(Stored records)
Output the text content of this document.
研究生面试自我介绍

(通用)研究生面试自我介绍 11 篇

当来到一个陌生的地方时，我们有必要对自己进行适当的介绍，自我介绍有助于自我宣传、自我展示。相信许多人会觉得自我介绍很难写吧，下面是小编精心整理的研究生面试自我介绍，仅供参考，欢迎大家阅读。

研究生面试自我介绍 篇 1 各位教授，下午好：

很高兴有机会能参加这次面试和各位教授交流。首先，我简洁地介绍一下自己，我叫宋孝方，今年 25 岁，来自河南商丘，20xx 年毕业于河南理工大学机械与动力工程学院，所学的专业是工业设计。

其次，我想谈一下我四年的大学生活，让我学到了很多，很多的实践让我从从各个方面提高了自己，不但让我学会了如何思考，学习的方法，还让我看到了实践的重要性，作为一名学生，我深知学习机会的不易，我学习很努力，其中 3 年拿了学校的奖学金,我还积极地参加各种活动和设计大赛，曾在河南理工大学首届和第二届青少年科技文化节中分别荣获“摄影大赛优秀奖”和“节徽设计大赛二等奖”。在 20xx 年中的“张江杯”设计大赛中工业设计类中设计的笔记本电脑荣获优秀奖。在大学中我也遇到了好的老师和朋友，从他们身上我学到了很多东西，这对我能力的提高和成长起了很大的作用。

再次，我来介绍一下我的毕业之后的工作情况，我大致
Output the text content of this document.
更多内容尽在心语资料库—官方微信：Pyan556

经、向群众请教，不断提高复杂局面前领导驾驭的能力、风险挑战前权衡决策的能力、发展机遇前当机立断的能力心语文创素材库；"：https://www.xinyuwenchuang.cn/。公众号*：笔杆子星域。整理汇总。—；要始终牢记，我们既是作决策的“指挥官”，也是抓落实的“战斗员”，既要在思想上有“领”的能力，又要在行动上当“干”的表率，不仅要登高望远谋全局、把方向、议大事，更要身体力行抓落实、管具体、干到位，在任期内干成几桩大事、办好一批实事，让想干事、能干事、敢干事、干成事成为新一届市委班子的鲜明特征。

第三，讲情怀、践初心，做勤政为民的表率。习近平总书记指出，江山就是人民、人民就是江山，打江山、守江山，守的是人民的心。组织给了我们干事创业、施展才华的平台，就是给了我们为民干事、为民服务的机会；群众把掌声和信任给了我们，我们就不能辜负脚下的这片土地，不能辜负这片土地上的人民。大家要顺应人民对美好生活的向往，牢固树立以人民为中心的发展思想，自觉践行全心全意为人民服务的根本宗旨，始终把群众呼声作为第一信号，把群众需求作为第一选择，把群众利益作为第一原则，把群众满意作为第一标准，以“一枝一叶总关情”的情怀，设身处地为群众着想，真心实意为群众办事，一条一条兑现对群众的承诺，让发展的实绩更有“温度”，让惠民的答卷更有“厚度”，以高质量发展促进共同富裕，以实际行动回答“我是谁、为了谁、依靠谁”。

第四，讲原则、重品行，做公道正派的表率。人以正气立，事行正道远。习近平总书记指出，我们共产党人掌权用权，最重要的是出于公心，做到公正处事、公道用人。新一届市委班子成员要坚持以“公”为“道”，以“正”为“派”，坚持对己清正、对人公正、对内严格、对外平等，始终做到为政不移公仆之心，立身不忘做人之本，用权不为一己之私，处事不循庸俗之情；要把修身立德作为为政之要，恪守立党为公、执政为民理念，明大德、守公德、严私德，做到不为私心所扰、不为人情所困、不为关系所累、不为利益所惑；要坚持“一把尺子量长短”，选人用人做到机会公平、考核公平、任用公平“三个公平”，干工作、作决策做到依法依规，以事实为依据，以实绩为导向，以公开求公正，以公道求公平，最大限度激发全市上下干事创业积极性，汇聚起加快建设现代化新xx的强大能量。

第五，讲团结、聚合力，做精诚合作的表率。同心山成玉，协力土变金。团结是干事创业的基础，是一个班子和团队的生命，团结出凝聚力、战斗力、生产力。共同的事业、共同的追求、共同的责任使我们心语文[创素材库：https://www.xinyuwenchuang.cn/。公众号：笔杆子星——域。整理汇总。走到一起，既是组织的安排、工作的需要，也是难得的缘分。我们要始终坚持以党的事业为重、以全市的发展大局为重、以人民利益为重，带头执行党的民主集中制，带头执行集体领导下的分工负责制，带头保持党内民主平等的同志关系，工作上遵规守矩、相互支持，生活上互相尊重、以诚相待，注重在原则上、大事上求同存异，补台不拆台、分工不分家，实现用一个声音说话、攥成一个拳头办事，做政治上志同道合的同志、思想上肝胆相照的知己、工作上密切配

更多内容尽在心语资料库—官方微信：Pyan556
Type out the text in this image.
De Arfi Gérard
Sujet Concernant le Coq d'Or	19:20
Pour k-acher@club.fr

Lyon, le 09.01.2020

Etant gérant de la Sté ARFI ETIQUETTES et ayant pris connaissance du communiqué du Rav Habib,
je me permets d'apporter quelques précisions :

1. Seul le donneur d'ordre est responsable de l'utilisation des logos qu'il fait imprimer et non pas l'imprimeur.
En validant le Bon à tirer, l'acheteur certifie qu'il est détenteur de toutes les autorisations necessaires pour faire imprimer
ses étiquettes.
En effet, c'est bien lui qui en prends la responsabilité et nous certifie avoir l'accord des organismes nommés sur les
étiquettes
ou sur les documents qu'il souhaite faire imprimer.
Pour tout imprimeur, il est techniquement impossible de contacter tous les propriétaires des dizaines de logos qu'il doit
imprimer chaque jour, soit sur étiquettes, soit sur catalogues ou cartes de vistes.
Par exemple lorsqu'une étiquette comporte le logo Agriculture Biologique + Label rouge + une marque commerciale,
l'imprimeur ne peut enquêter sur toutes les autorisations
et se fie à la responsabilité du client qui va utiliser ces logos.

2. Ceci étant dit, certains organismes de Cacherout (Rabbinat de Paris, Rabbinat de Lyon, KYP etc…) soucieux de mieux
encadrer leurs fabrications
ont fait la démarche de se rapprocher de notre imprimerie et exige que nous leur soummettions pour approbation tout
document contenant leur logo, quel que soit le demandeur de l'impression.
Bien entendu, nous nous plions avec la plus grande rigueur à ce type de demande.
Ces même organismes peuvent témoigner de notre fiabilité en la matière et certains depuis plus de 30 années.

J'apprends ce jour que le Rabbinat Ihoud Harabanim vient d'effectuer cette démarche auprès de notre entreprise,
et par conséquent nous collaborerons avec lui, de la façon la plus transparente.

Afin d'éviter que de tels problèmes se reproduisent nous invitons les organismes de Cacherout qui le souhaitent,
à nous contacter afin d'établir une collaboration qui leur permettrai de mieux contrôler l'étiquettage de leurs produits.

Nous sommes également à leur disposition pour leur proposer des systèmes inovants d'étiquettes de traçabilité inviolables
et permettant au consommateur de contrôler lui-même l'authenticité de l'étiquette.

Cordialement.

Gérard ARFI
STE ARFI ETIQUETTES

■ Required work ■
Which lines contain "Cacherout"? Copy each of them.

■ Written response ■
2. Ceci étant dit, certains organismes de Cacherout (Rabbinat de Paris, Rabbinat de Lyon, KYP etc…) soucieux de mieux
Afin d'éviter que de tels problèmes se reproduisent nous invitons les organismes de Cacherout qui le souhaitent,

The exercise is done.